Task brief:
Pick out and copy every line below that has the word "this".
________________________
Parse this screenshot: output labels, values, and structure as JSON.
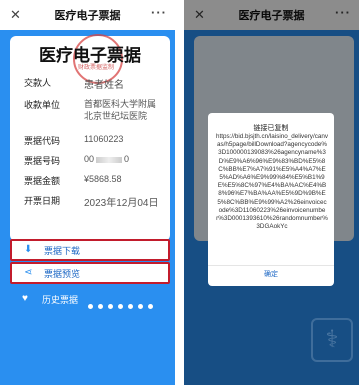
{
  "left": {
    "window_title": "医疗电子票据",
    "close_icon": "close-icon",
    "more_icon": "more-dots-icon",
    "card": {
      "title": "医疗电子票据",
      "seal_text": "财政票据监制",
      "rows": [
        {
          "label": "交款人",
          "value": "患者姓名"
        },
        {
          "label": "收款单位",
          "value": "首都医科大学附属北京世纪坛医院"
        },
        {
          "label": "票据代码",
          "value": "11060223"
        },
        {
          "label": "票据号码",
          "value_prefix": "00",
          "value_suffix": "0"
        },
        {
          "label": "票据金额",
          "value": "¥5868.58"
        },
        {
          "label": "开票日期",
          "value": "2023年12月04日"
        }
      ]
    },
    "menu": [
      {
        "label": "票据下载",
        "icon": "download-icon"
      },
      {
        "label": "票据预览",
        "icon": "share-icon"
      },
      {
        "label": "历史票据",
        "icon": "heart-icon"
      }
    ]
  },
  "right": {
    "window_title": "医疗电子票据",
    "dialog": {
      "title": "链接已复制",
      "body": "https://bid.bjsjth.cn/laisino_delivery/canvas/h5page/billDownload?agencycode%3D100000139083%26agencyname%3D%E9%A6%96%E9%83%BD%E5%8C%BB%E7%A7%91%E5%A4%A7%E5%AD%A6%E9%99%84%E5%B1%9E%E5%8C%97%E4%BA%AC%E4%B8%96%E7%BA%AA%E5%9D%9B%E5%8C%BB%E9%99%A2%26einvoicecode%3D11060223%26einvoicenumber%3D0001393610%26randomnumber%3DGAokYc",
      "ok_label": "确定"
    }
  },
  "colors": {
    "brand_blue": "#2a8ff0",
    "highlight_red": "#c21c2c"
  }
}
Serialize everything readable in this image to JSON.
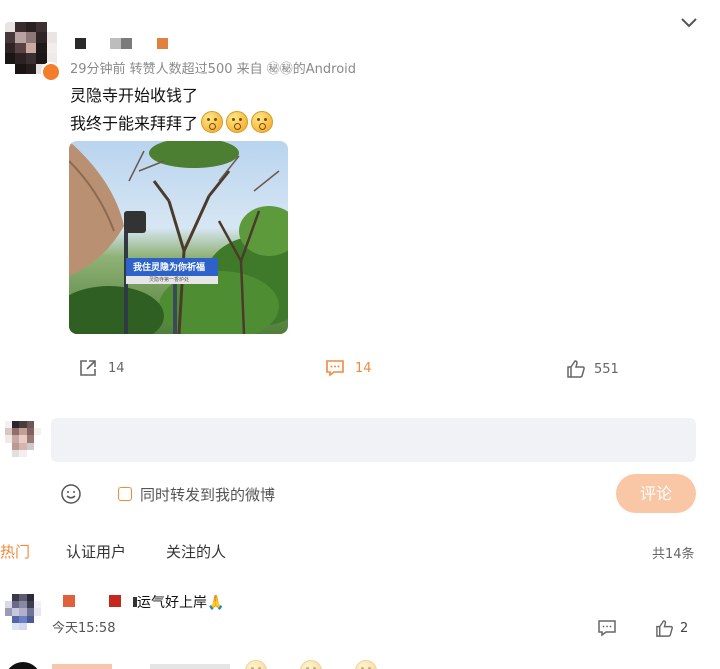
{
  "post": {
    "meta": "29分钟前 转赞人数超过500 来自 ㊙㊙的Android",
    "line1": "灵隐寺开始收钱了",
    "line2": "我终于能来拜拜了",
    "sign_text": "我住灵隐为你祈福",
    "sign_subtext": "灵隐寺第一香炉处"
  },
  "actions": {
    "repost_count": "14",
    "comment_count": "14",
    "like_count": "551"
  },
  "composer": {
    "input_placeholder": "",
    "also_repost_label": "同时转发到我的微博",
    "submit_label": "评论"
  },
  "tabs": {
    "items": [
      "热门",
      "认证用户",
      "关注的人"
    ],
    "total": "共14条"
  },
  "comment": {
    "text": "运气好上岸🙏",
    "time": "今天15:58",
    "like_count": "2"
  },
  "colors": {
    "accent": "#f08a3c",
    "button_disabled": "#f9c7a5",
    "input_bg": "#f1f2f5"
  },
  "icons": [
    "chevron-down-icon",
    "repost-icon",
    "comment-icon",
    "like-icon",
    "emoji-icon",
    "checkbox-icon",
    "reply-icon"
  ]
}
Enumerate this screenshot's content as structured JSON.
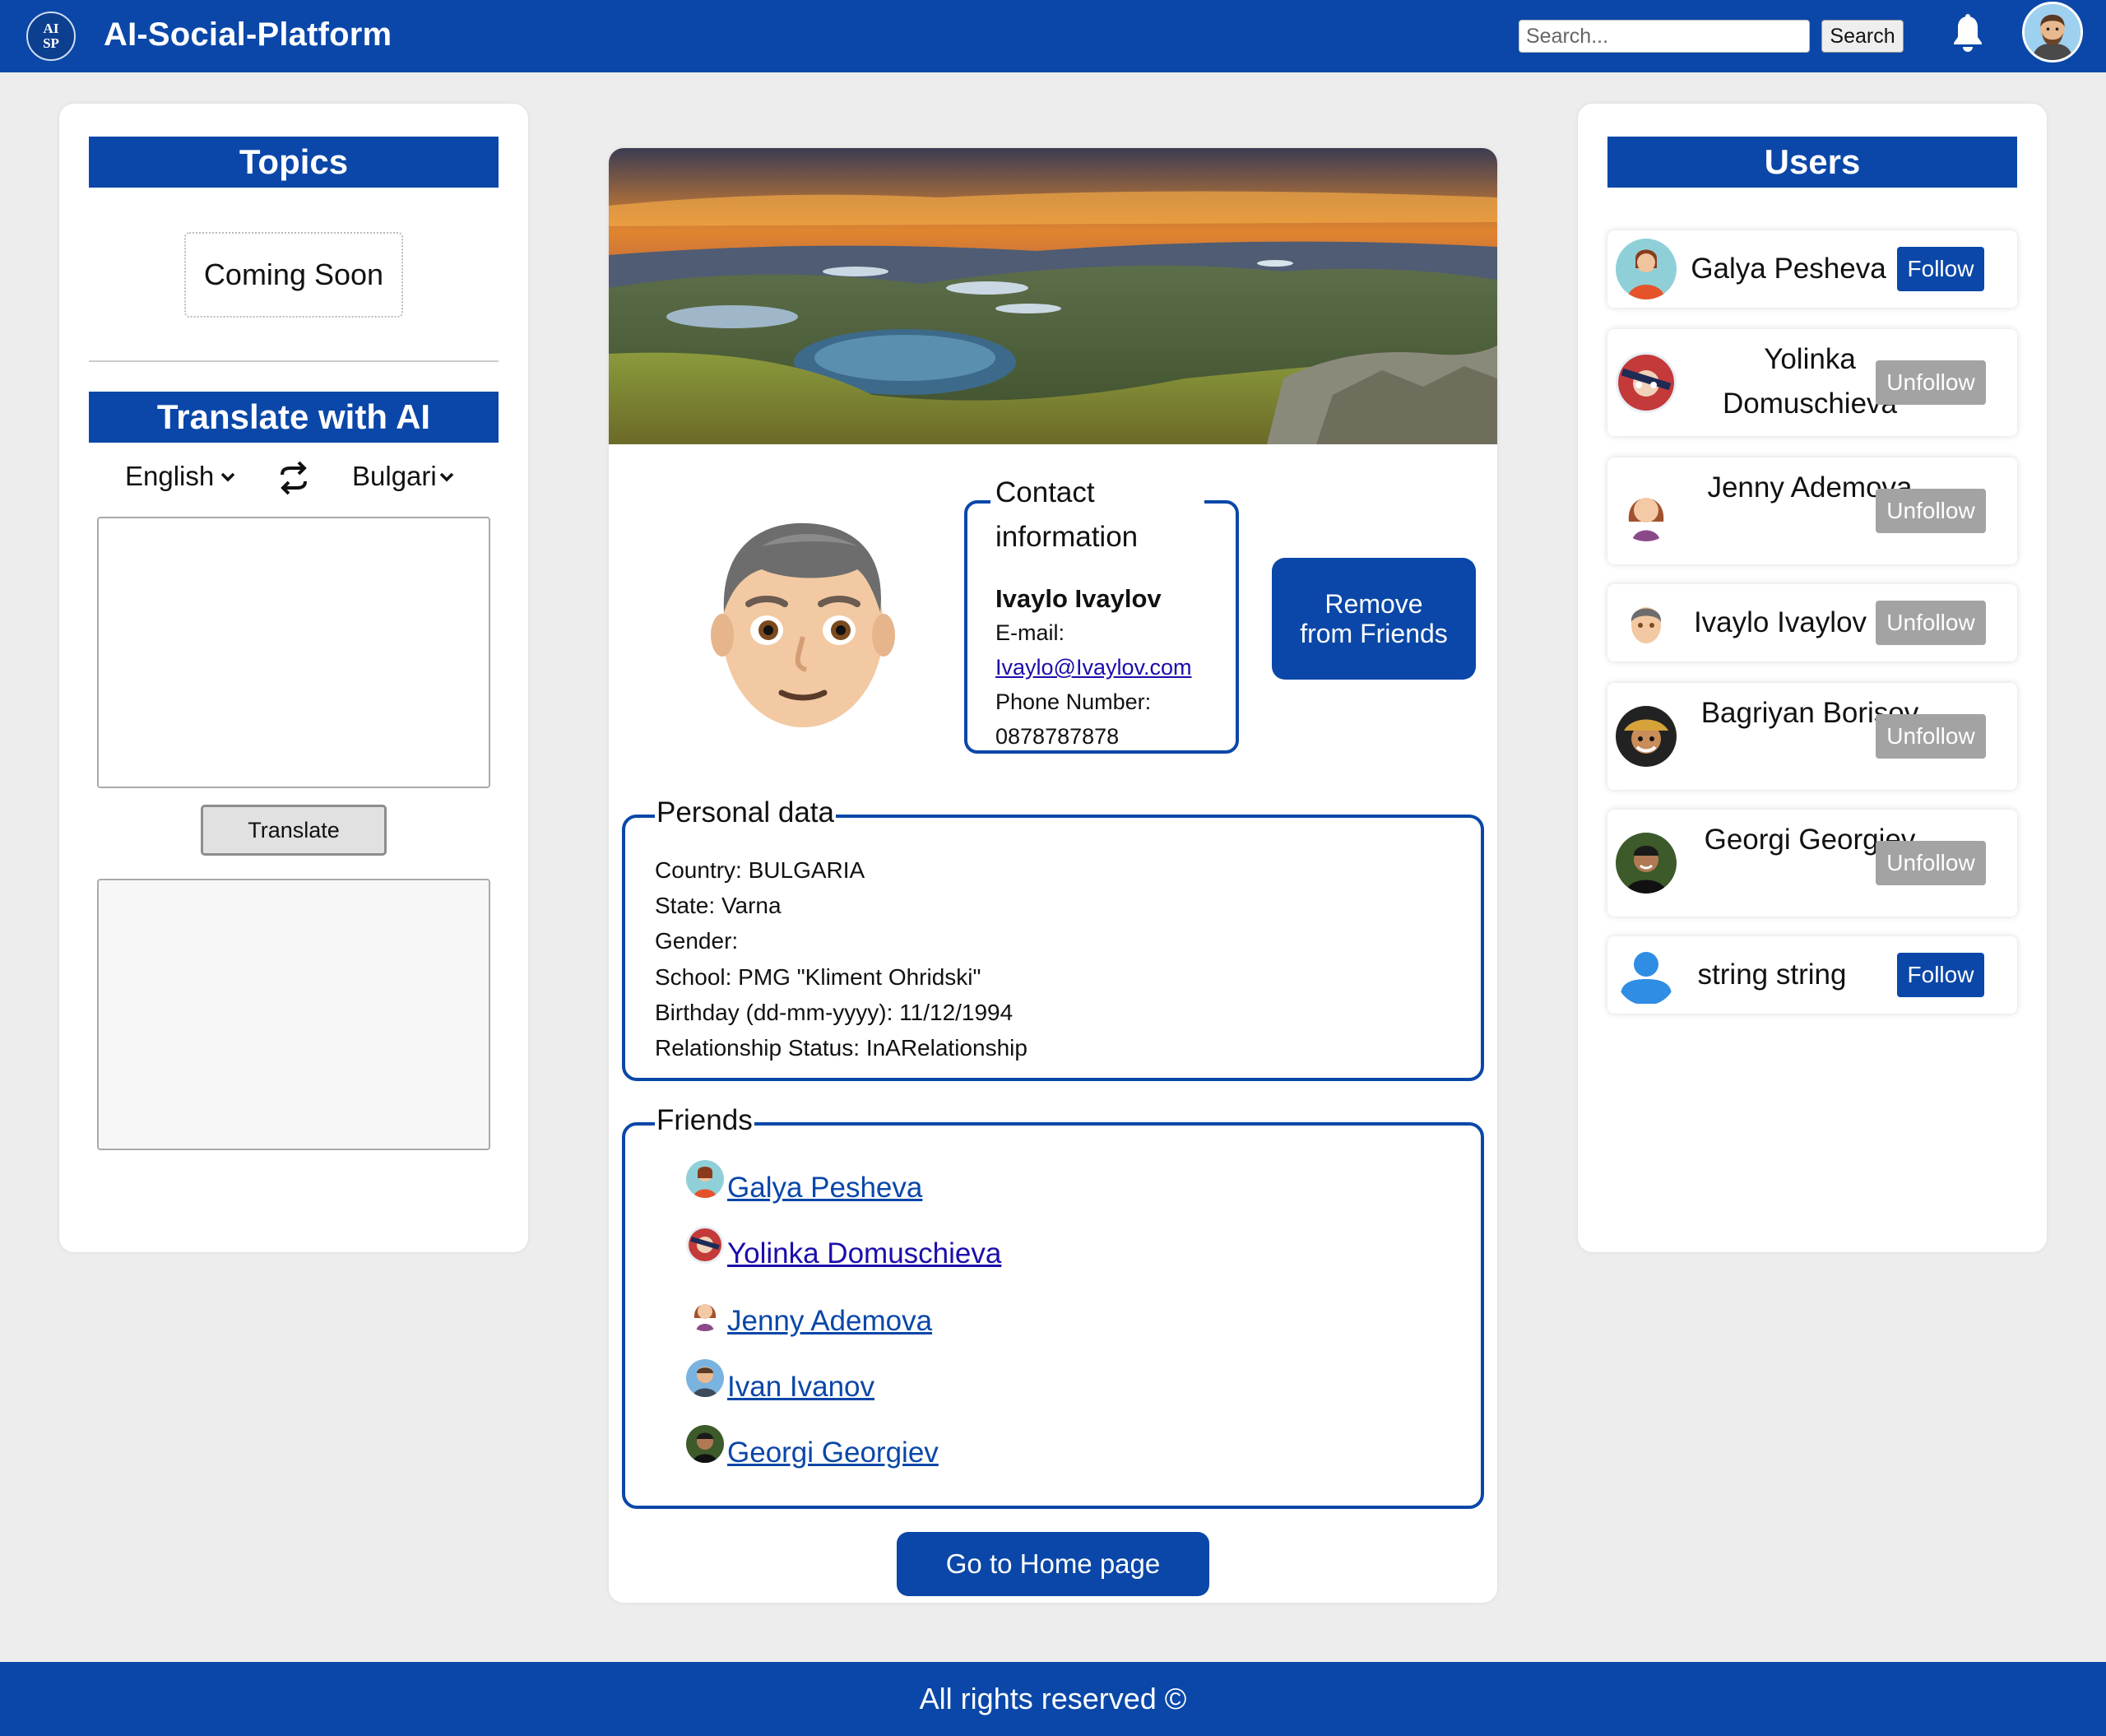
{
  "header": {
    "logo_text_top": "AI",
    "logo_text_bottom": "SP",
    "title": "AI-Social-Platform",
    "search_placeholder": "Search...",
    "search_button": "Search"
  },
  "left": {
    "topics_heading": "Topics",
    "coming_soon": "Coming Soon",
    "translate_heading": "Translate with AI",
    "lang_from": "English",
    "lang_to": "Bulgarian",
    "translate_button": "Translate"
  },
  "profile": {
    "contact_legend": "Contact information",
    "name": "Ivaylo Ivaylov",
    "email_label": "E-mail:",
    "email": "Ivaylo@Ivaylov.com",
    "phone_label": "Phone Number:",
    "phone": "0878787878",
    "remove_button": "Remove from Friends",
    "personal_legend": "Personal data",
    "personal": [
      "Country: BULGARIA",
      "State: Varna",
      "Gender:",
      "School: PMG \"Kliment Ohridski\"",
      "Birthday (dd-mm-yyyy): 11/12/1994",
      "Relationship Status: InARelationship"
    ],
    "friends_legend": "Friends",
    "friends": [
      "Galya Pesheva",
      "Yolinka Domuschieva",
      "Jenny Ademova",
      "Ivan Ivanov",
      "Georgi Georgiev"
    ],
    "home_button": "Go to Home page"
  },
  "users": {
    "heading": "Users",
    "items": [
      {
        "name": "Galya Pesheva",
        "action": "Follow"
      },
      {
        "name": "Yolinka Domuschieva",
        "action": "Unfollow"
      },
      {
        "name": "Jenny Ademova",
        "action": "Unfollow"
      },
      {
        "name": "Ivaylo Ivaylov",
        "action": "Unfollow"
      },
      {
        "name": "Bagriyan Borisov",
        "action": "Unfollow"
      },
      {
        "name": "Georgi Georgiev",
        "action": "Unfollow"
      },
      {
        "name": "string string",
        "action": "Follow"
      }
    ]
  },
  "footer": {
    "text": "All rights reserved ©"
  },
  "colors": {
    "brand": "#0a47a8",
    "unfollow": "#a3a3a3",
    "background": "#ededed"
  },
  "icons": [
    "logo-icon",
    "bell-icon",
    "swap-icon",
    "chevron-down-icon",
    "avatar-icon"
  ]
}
________________________
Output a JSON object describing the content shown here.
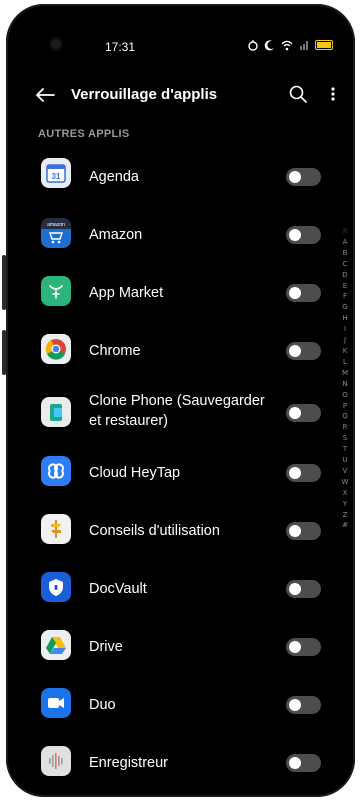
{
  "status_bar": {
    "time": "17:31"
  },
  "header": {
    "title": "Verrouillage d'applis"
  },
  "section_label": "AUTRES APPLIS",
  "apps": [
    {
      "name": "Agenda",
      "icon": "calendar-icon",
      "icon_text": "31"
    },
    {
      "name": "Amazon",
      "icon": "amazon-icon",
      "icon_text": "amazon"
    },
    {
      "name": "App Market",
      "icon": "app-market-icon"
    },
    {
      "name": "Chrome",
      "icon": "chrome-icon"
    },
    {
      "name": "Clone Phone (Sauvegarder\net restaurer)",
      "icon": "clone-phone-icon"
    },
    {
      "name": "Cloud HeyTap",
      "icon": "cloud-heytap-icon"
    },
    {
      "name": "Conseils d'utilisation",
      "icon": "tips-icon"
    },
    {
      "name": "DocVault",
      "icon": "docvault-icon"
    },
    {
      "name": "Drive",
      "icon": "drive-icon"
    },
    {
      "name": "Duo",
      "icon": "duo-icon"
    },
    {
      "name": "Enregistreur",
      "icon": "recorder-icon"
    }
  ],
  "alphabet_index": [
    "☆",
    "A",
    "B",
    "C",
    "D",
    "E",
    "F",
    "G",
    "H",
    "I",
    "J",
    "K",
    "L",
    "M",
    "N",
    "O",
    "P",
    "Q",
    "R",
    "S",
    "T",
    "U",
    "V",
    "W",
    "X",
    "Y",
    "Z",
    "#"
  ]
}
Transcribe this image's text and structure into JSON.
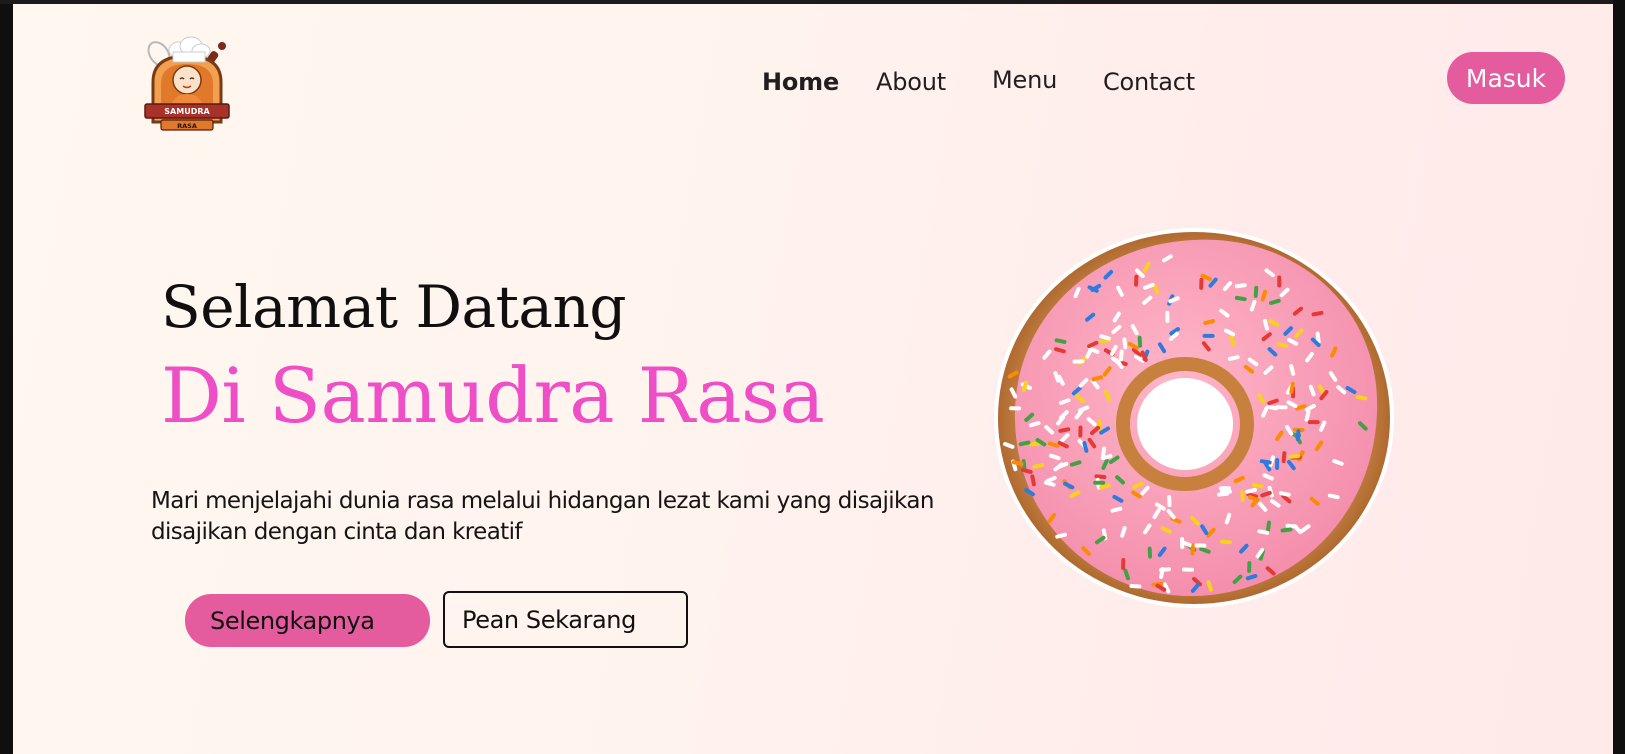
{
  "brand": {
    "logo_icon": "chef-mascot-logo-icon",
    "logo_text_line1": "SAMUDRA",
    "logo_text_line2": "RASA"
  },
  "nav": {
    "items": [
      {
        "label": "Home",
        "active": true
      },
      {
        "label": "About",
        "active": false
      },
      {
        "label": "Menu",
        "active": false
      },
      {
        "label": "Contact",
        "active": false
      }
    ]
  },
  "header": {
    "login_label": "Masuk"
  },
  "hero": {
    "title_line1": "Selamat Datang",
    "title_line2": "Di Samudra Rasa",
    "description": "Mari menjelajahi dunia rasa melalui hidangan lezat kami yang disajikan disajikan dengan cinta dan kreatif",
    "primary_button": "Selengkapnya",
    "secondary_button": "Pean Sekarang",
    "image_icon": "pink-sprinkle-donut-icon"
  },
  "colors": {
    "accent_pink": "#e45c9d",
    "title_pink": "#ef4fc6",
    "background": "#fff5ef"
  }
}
________________________
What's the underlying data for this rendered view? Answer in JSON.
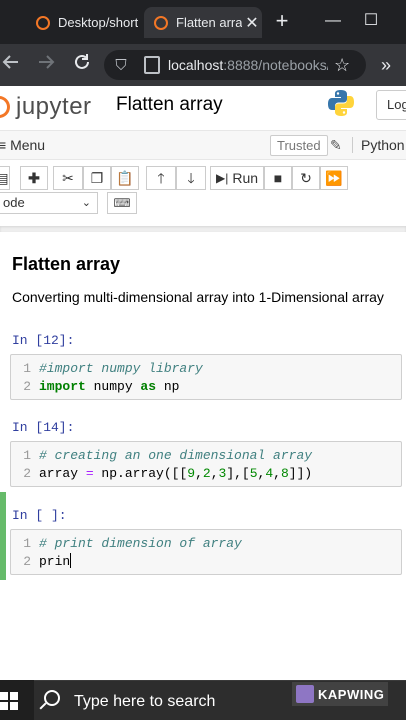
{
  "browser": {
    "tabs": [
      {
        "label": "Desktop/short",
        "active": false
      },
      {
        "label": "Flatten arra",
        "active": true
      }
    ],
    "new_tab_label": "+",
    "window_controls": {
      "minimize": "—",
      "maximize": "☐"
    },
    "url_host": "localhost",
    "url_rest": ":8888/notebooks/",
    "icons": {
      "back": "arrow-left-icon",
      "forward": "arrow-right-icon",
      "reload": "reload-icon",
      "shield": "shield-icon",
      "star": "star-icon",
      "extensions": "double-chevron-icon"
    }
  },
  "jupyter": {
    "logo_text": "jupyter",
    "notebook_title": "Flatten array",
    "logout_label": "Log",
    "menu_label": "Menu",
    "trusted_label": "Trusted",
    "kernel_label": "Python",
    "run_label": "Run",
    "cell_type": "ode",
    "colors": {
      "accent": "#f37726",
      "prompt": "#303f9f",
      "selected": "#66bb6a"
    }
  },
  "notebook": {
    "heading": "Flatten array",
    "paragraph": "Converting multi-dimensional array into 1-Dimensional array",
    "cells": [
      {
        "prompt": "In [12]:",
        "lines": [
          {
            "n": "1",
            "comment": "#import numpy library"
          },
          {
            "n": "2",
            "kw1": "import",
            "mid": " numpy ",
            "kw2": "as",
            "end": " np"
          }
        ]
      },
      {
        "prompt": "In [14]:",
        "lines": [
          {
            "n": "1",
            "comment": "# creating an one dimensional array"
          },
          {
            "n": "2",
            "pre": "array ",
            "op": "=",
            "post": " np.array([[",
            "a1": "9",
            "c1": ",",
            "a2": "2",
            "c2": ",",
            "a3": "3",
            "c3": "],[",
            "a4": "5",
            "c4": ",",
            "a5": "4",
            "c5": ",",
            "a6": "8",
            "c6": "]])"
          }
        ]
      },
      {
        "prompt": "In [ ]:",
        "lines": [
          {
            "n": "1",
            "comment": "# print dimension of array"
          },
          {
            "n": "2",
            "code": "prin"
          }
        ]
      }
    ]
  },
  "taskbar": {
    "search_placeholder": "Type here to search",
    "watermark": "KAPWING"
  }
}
________________________
Response to the task:
Parse this screenshot: output labels, values, and structure as JSON.
Serialize everything readable in this image to JSON.
Enumerate this screenshot's content as structured JSON.
Transcribe this image's text and structure into JSON.
What's the underlying data for this rendered view? Answer in JSON.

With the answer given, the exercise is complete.